Problem requirements = Your task is to repeat the lines below exactly, excluding any pictures they contain.

- - - - - - -

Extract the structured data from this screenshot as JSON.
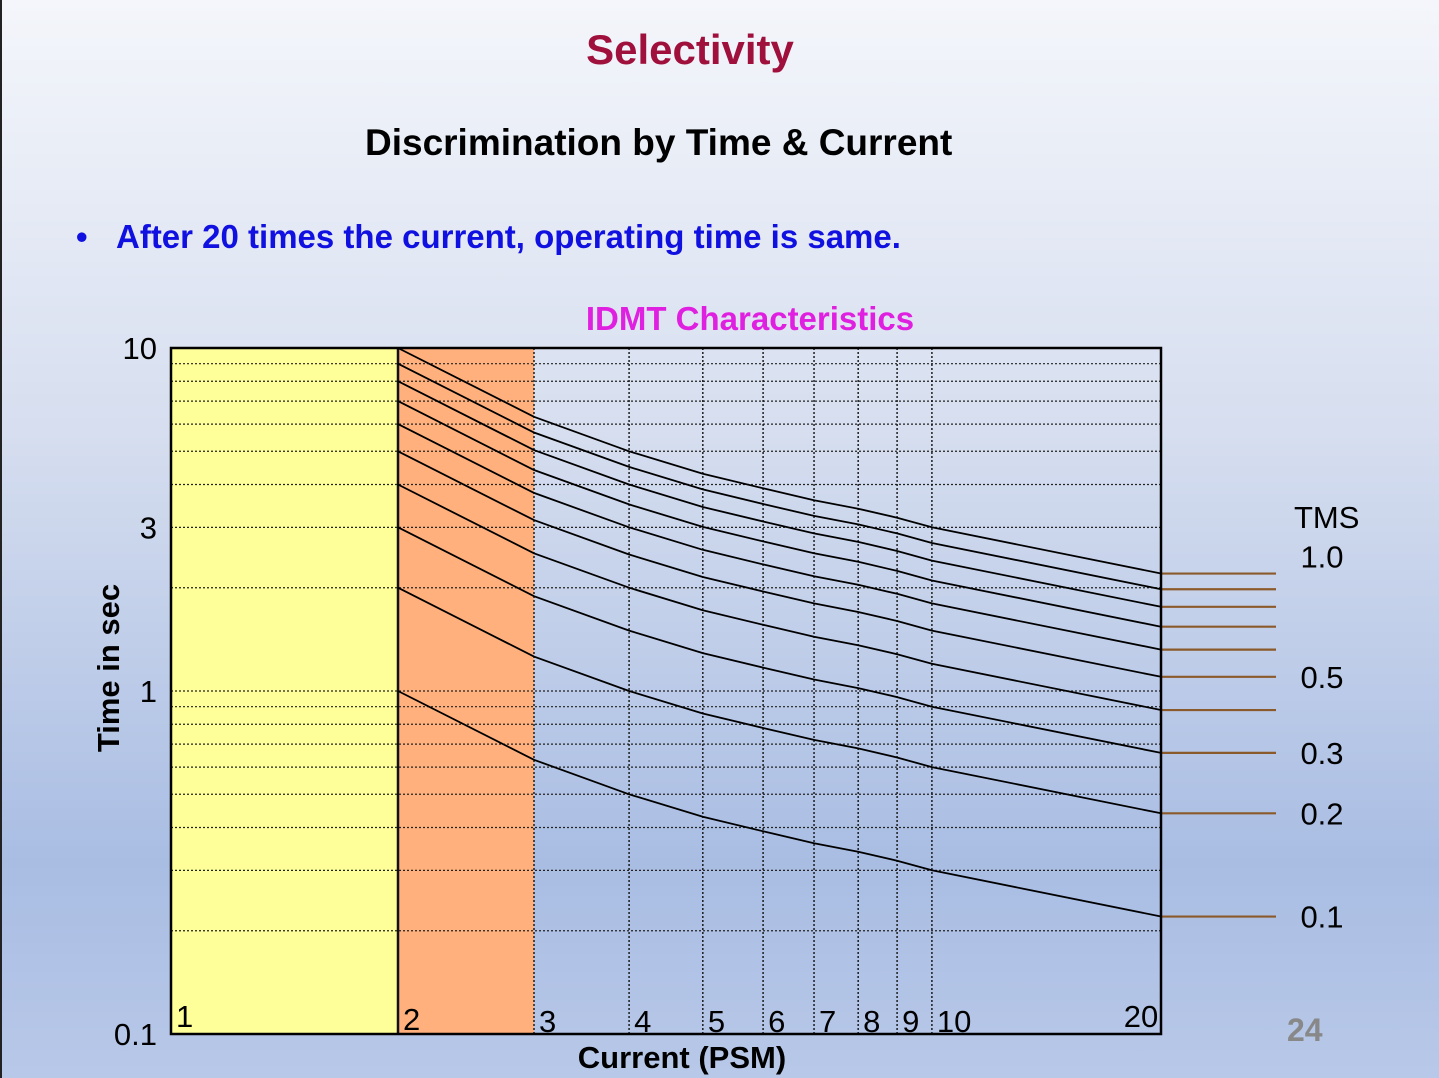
{
  "slide": {
    "title": "Selectivity",
    "subtitle": "Discrimination by Time & Current",
    "bullet": "After 20 times the current, operating time is same.",
    "slide_number": "24"
  },
  "colors": {
    "title": "#a0103c",
    "bullet": "#1010e0",
    "chart_title": "#e020e0",
    "zone_1_2": "#ffff99",
    "zone_2_3": "#ffb07c",
    "tms_leader": "#8b5a2b"
  },
  "chart_data": {
    "type": "line",
    "title": "IDMT Characteristics",
    "xlabel": "Current (PSM)",
    "ylabel": "Time in sec",
    "x_scale": "log",
    "y_scale": "log",
    "xlim": [
      1,
      20
    ],
    "ylim": [
      0.1,
      10
    ],
    "x_ticks": [
      {
        "value": 1,
        "label": "1"
      },
      {
        "value": 2,
        "label": "2"
      },
      {
        "value": 3,
        "label": "3"
      },
      {
        "value": 4,
        "label": "4"
      },
      {
        "value": 5,
        "label": "5"
      },
      {
        "value": 6,
        "label": "6"
      },
      {
        "value": 7,
        "label": "7"
      },
      {
        "value": 8,
        "label": "8"
      },
      {
        "value": 9,
        "label": "9"
      },
      {
        "value": 10,
        "label": "10"
      },
      {
        "value": 20,
        "label": "20"
      }
    ],
    "y_ticks": [
      {
        "value": 10,
        "label": "10"
      },
      {
        "value": 3,
        "label": "3"
      },
      {
        "value": 1,
        "label": "1"
      },
      {
        "value": 0.1,
        "label": "0.1"
      }
    ],
    "grid": true,
    "shaded_zones": [
      {
        "from": 1,
        "to": 2
      },
      {
        "from": 2,
        "to": 3
      }
    ],
    "legend_title": "TMS",
    "x": [
      2,
      3,
      4,
      5,
      6,
      7,
      8,
      9,
      10,
      20
    ],
    "series": [
      {
        "tms": 0.1,
        "label": "0.1",
        "values": [
          1.0,
          0.63,
          0.5,
          0.43,
          0.39,
          0.36,
          0.34,
          0.32,
          0.3,
          0.22
        ]
      },
      {
        "tms": 0.2,
        "label": "0.2",
        "values": [
          2.0,
          1.26,
          1.0,
          0.86,
          0.78,
          0.72,
          0.68,
          0.64,
          0.6,
          0.44
        ]
      },
      {
        "tms": 0.3,
        "label": "0.3",
        "values": [
          3.0,
          1.89,
          1.5,
          1.29,
          1.17,
          1.08,
          1.02,
          0.96,
          0.9,
          0.66
        ]
      },
      {
        "tms": 0.4,
        "label": "",
        "values": [
          4.0,
          2.52,
          2.0,
          1.72,
          1.56,
          1.44,
          1.36,
          1.28,
          1.2,
          0.88
        ]
      },
      {
        "tms": 0.5,
        "label": "0.5",
        "values": [
          5.0,
          3.15,
          2.5,
          2.15,
          1.95,
          1.8,
          1.7,
          1.6,
          1.5,
          1.1
        ]
      },
      {
        "tms": 0.6,
        "label": "",
        "values": [
          6.0,
          3.78,
          3.0,
          2.58,
          2.34,
          2.16,
          2.04,
          1.92,
          1.8,
          1.32
        ]
      },
      {
        "tms": 0.7,
        "label": "",
        "values": [
          7.0,
          4.41,
          3.5,
          3.01,
          2.73,
          2.52,
          2.38,
          2.24,
          2.1,
          1.54
        ]
      },
      {
        "tms": 0.8,
        "label": "",
        "values": [
          8.0,
          5.04,
          4.0,
          3.44,
          3.12,
          2.88,
          2.72,
          2.56,
          2.4,
          1.76
        ]
      },
      {
        "tms": 0.9,
        "label": "",
        "values": [
          9.0,
          5.67,
          4.5,
          3.87,
          3.51,
          3.24,
          3.06,
          2.88,
          2.7,
          1.98
        ]
      },
      {
        "tms": 1.0,
        "label": "1.0",
        "values": [
          10.0,
          6.3,
          5.0,
          4.3,
          3.9,
          3.6,
          3.4,
          3.2,
          3.0,
          2.2
        ]
      }
    ]
  }
}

- - - - - - -

Answer to this exercise =
Extract the structured data from this screenshot as JSON.
{
  "slide": {
    "title": "Selectivity",
    "subtitle": "Discrimination by Time & Current",
    "bullet": "After 20 times the current, operating time is same.",
    "slide_number": "24"
  },
  "colors": {
    "title": "#a0103c",
    "bullet": "#1010e0",
    "chart_title": "#e020e0",
    "zone_1_2": "#ffff99",
    "zone_2_3": "#ffb07c",
    "tms_leader": "#8b5a2b"
  },
  "chart_data": {
    "type": "line",
    "title": "IDMT Characteristics",
    "xlabel": "Current (PSM)",
    "ylabel": "Time in sec",
    "x_scale": "log",
    "y_scale": "log",
    "xlim": [
      1,
      20
    ],
    "ylim": [
      0.1,
      10
    ],
    "x_ticks": [
      {
        "value": 1,
        "label": "1"
      },
      {
        "value": 2,
        "label": "2"
      },
      {
        "value": 3,
        "label": "3"
      },
      {
        "value": 4,
        "label": "4"
      },
      {
        "value": 5,
        "label": "5"
      },
      {
        "value": 6,
        "label": "6"
      },
      {
        "value": 7,
        "label": "7"
      },
      {
        "value": 8,
        "label": "8"
      },
      {
        "value": 9,
        "label": "9"
      },
      {
        "value": 10,
        "label": "10"
      },
      {
        "value": 20,
        "label": "20"
      }
    ],
    "y_ticks": [
      {
        "value": 10,
        "label": "10"
      },
      {
        "value": 3,
        "label": "3"
      },
      {
        "value": 1,
        "label": "1"
      },
      {
        "value": 0.1,
        "label": "0.1"
      }
    ],
    "grid": true,
    "shaded_zones": [
      {
        "from": 1,
        "to": 2
      },
      {
        "from": 2,
        "to": 3
      }
    ],
    "legend_title": "TMS",
    "x": [
      2,
      3,
      4,
      5,
      6,
      7,
      8,
      9,
      10,
      20
    ],
    "series": [
      {
        "tms": 0.1,
        "label": "0.1",
        "values": [
          1.0,
          0.63,
          0.5,
          0.43,
          0.39,
          0.36,
          0.34,
          0.32,
          0.3,
          0.22
        ]
      },
      {
        "tms": 0.2,
        "label": "0.2",
        "values": [
          2.0,
          1.26,
          1.0,
          0.86,
          0.78,
          0.72,
          0.68,
          0.64,
          0.6,
          0.44
        ]
      },
      {
        "tms": 0.3,
        "label": "0.3",
        "values": [
          3.0,
          1.89,
          1.5,
          1.29,
          1.17,
          1.08,
          1.02,
          0.96,
          0.9,
          0.66
        ]
      },
      {
        "tms": 0.4,
        "label": "",
        "values": [
          4.0,
          2.52,
          2.0,
          1.72,
          1.56,
          1.44,
          1.36,
          1.28,
          1.2,
          0.88
        ]
      },
      {
        "tms": 0.5,
        "label": "0.5",
        "values": [
          5.0,
          3.15,
          2.5,
          2.15,
          1.95,
          1.8,
          1.7,
          1.6,
          1.5,
          1.1
        ]
      },
      {
        "tms": 0.6,
        "label": "",
        "values": [
          6.0,
          3.78,
          3.0,
          2.58,
          2.34,
          2.16,
          2.04,
          1.92,
          1.8,
          1.32
        ]
      },
      {
        "tms": 0.7,
        "label": "",
        "values": [
          7.0,
          4.41,
          3.5,
          3.01,
          2.73,
          2.52,
          2.38,
          2.24,
          2.1,
          1.54
        ]
      },
      {
        "tms": 0.8,
        "label": "",
        "values": [
          8.0,
          5.04,
          4.0,
          3.44,
          3.12,
          2.88,
          2.72,
          2.56,
          2.4,
          1.76
        ]
      },
      {
        "tms": 0.9,
        "label": "",
        "values": [
          9.0,
          5.67,
          4.5,
          3.87,
          3.51,
          3.24,
          3.06,
          2.88,
          2.7,
          1.98
        ]
      },
      {
        "tms": 1.0,
        "label": "1.0",
        "values": [
          10.0,
          6.3,
          5.0,
          4.3,
          3.9,
          3.6,
          3.4,
          3.2,
          3.0,
          2.2
        ]
      }
    ]
  }
}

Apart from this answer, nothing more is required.